## PROVIDED RECORDS:
--------------------------------

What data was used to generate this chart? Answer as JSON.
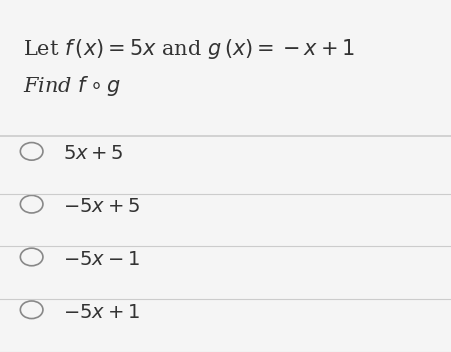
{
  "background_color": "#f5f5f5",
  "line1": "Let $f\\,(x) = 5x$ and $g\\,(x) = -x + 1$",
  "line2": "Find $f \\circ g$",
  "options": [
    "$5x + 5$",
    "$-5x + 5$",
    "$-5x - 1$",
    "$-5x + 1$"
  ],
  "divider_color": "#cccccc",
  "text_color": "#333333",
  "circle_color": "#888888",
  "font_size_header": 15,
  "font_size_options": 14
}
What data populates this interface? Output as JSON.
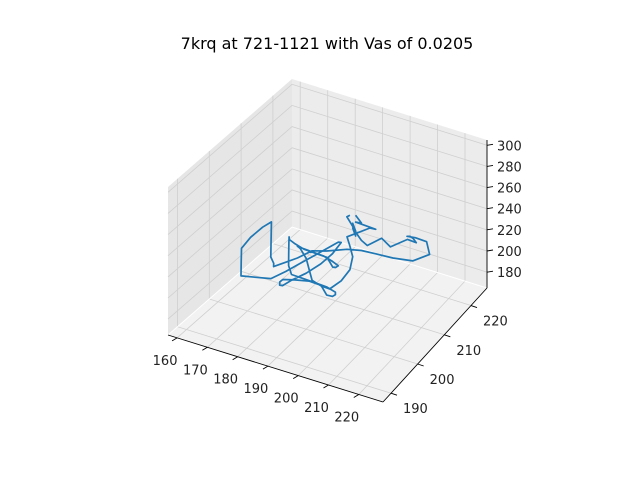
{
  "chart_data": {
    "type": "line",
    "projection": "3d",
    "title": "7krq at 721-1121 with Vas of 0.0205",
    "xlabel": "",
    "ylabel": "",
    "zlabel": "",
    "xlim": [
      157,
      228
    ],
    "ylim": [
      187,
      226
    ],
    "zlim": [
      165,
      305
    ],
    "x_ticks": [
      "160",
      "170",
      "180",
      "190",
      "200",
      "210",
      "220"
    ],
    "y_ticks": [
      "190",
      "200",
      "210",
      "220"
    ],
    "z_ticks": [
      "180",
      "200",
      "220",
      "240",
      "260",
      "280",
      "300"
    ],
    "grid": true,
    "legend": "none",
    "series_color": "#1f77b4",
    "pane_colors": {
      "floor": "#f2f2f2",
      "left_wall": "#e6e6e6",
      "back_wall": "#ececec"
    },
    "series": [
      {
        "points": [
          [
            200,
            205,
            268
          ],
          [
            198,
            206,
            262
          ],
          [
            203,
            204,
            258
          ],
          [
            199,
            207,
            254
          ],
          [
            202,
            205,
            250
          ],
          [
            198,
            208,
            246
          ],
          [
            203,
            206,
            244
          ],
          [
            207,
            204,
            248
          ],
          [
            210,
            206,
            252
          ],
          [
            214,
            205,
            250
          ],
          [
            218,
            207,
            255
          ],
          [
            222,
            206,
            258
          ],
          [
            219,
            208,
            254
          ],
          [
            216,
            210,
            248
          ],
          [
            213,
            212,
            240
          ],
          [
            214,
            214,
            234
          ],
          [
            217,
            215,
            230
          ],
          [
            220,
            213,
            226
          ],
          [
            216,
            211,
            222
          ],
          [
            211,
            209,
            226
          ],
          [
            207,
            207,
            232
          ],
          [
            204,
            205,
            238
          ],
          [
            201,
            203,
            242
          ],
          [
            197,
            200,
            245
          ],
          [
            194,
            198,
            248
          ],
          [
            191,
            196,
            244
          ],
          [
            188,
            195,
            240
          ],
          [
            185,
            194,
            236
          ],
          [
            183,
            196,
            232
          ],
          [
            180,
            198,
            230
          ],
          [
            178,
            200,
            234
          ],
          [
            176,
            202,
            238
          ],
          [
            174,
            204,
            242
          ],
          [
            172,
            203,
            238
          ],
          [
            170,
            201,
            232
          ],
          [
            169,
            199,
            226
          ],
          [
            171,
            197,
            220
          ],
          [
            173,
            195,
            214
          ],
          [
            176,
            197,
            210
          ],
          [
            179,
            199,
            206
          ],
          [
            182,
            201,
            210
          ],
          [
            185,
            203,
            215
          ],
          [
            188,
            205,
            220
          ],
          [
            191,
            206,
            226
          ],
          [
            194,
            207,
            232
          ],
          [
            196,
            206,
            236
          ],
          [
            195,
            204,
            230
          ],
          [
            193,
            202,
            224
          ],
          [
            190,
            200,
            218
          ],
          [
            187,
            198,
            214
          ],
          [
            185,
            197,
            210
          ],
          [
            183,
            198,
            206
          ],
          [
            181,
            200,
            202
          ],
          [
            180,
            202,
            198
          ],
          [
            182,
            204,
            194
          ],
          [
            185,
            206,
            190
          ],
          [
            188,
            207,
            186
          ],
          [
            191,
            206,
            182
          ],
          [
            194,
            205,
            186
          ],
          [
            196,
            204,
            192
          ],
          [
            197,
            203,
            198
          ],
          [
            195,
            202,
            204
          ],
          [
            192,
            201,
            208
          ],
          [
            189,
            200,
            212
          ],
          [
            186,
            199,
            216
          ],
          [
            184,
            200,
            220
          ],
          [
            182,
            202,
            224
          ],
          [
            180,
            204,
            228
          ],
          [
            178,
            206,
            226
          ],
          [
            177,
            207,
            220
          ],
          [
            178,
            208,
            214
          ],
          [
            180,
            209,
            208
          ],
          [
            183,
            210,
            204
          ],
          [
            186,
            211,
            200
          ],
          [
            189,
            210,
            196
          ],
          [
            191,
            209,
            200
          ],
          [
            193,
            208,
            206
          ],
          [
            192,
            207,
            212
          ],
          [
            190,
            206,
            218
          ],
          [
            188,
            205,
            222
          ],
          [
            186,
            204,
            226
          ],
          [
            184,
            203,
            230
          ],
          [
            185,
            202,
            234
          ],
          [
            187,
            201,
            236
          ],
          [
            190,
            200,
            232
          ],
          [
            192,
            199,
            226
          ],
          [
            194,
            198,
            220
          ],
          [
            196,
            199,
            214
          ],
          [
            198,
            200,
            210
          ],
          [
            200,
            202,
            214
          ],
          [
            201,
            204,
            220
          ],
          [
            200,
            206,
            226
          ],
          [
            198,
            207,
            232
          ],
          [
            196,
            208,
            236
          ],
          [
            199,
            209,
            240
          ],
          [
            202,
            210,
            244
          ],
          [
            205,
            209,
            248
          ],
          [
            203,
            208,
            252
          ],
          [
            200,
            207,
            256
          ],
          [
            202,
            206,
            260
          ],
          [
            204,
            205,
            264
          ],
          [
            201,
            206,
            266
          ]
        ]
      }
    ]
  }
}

--------------------------------

Skip the pictures and print each record exactly as it stands.

## SOLUTION FOR THIS EXERCISE:
What data was used to generate this chart? Answer as JSON.
{
  "background_color": "#f5f5f5",
  "line1": "Let $f\\,(x) = 5x$ and $g\\,(x) = -x + 1$",
  "line2": "Find $f \\circ g$",
  "options": [
    "$5x + 5$",
    "$-5x + 5$",
    "$-5x - 1$",
    "$-5x + 1$"
  ],
  "divider_color": "#cccccc",
  "text_color": "#333333",
  "circle_color": "#888888",
  "font_size_header": 15,
  "font_size_options": 14
}
What data populates this interface? Output as JSON.
{
  "chart_data": {
    "type": "line",
    "projection": "3d",
    "title": "7krq at 721-1121 with Vas of 0.0205",
    "xlabel": "",
    "ylabel": "",
    "zlabel": "",
    "xlim": [
      157,
      228
    ],
    "ylim": [
      187,
      226
    ],
    "zlim": [
      165,
      305
    ],
    "x_ticks": [
      "160",
      "170",
      "180",
      "190",
      "200",
      "210",
      "220"
    ],
    "y_ticks": [
      "190",
      "200",
      "210",
      "220"
    ],
    "z_ticks": [
      "180",
      "200",
      "220",
      "240",
      "260",
      "280",
      "300"
    ],
    "grid": true,
    "legend": "none",
    "series_color": "#1f77b4",
    "pane_colors": {
      "floor": "#f2f2f2",
      "left_wall": "#e6e6e6",
      "back_wall": "#ececec"
    },
    "series": [
      {
        "points": [
          [
            200,
            205,
            268
          ],
          [
            198,
            206,
            262
          ],
          [
            203,
            204,
            258
          ],
          [
            199,
            207,
            254
          ],
          [
            202,
            205,
            250
          ],
          [
            198,
            208,
            246
          ],
          [
            203,
            206,
            244
          ],
          [
            207,
            204,
            248
          ],
          [
            210,
            206,
            252
          ],
          [
            214,
            205,
            250
          ],
          [
            218,
            207,
            255
          ],
          [
            222,
            206,
            258
          ],
          [
            219,
            208,
            254
          ],
          [
            216,
            210,
            248
          ],
          [
            213,
            212,
            240
          ],
          [
            214,
            214,
            234
          ],
          [
            217,
            215,
            230
          ],
          [
            220,
            213,
            226
          ],
          [
            216,
            211,
            222
          ],
          [
            211,
            209,
            226
          ],
          [
            207,
            207,
            232
          ],
          [
            204,
            205,
            238
          ],
          [
            201,
            203,
            242
          ],
          [
            197,
            200,
            245
          ],
          [
            194,
            198,
            248
          ],
          [
            191,
            196,
            244
          ],
          [
            188,
            195,
            240
          ],
          [
            185,
            194,
            236
          ],
          [
            183,
            196,
            232
          ],
          [
            180,
            198,
            230
          ],
          [
            178,
            200,
            234
          ],
          [
            176,
            202,
            238
          ],
          [
            174,
            204,
            242
          ],
          [
            172,
            203,
            238
          ],
          [
            170,
            201,
            232
          ],
          [
            169,
            199,
            226
          ],
          [
            171,
            197,
            220
          ],
          [
            173,
            195,
            214
          ],
          [
            176,
            197,
            210
          ],
          [
            179,
            199,
            206
          ],
          [
            182,
            201,
            210
          ],
          [
            185,
            203,
            215
          ],
          [
            188,
            205,
            220
          ],
          [
            191,
            206,
            226
          ],
          [
            194,
            207,
            232
          ],
          [
            196,
            206,
            236
          ],
          [
            195,
            204,
            230
          ],
          [
            193,
            202,
            224
          ],
          [
            190,
            200,
            218
          ],
          [
            187,
            198,
            214
          ],
          [
            185,
            197,
            210
          ],
          [
            183,
            198,
            206
          ],
          [
            181,
            200,
            202
          ],
          [
            180,
            202,
            198
          ],
          [
            182,
            204,
            194
          ],
          [
            185,
            206,
            190
          ],
          [
            188,
            207,
            186
          ],
          [
            191,
            206,
            182
          ],
          [
            194,
            205,
            186
          ],
          [
            196,
            204,
            192
          ],
          [
            197,
            203,
            198
          ],
          [
            195,
            202,
            204
          ],
          [
            192,
            201,
            208
          ],
          [
            189,
            200,
            212
          ],
          [
            186,
            199,
            216
          ],
          [
            184,
            200,
            220
          ],
          [
            182,
            202,
            224
          ],
          [
            180,
            204,
            228
          ],
          [
            178,
            206,
            226
          ],
          [
            177,
            207,
            220
          ],
          [
            178,
            208,
            214
          ],
          [
            180,
            209,
            208
          ],
          [
            183,
            210,
            204
          ],
          [
            186,
            211,
            200
          ],
          [
            189,
            210,
            196
          ],
          [
            191,
            209,
            200
          ],
          [
            193,
            208,
            206
          ],
          [
            192,
            207,
            212
          ],
          [
            190,
            206,
            218
          ],
          [
            188,
            205,
            222
          ],
          [
            186,
            204,
            226
          ],
          [
            184,
            203,
            230
          ],
          [
            185,
            202,
            234
          ],
          [
            187,
            201,
            236
          ],
          [
            190,
            200,
            232
          ],
          [
            192,
            199,
            226
          ],
          [
            194,
            198,
            220
          ],
          [
            196,
            199,
            214
          ],
          [
            198,
            200,
            210
          ],
          [
            200,
            202,
            214
          ],
          [
            201,
            204,
            220
          ],
          [
            200,
            206,
            226
          ],
          [
            198,
            207,
            232
          ],
          [
            196,
            208,
            236
          ],
          [
            199,
            209,
            240
          ],
          [
            202,
            210,
            244
          ],
          [
            205,
            209,
            248
          ],
          [
            203,
            208,
            252
          ],
          [
            200,
            207,
            256
          ],
          [
            202,
            206,
            260
          ],
          [
            204,
            205,
            264
          ],
          [
            201,
            206,
            266
          ]
        ]
      }
    ]
  }
}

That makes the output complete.